[Recorded data]
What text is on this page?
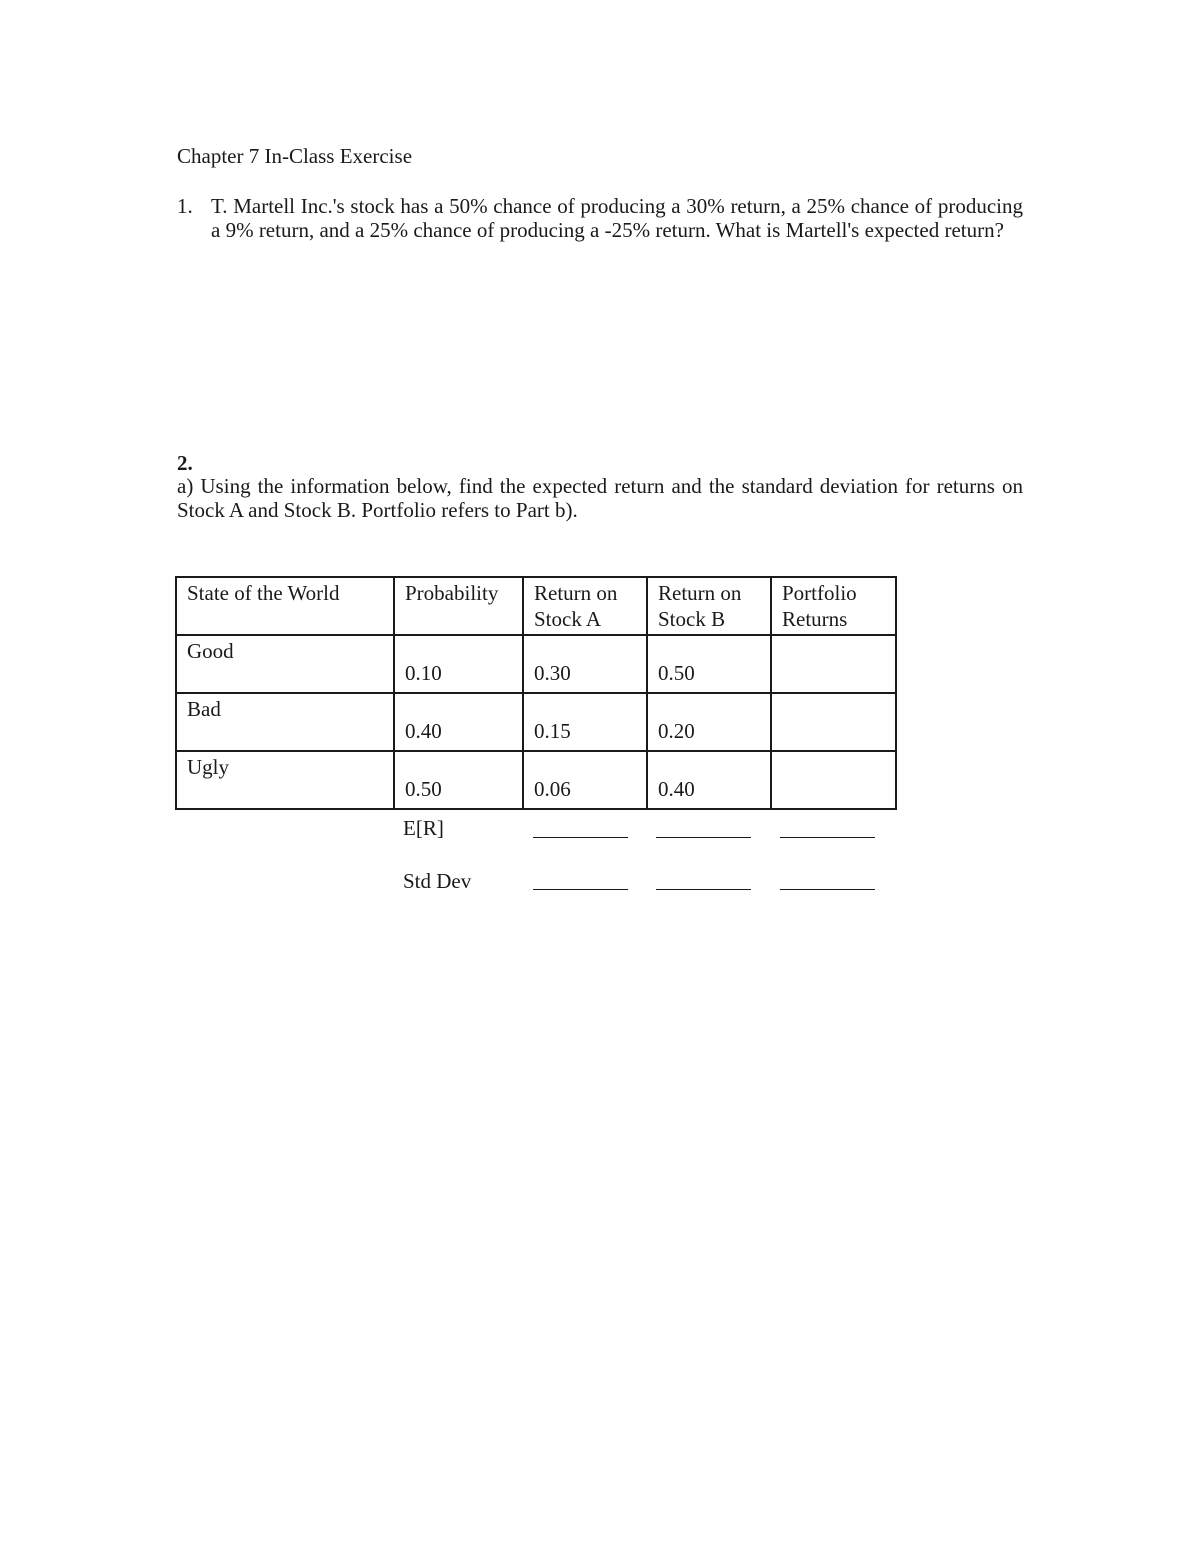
Chapter 7 In-Class Exercise
1. T. Martell Inc.'s stock has a 50% chance of producing a 30% return, a 25% chance of producing a 9% return, and a 25% chance of producing a -25% return. What is Martell's expected return?
2.
a) Using the information below, find the expected return and the standard deviation for returns on Stock A and Stock B. Portfolio refers to Part b).
State of the World	Probability	Return on Stock A	Return on Stock B	Portfolio Returns
Good	0.10	0.30	0.50	
Bad	0.40	0.15	0.20	
Ugly	0.50	0.06	0.40	
E[R]
Std Dev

Problem statement - Reply with one number only, the count of lines above that hold the string "Portfolio".

Exercise answer - 2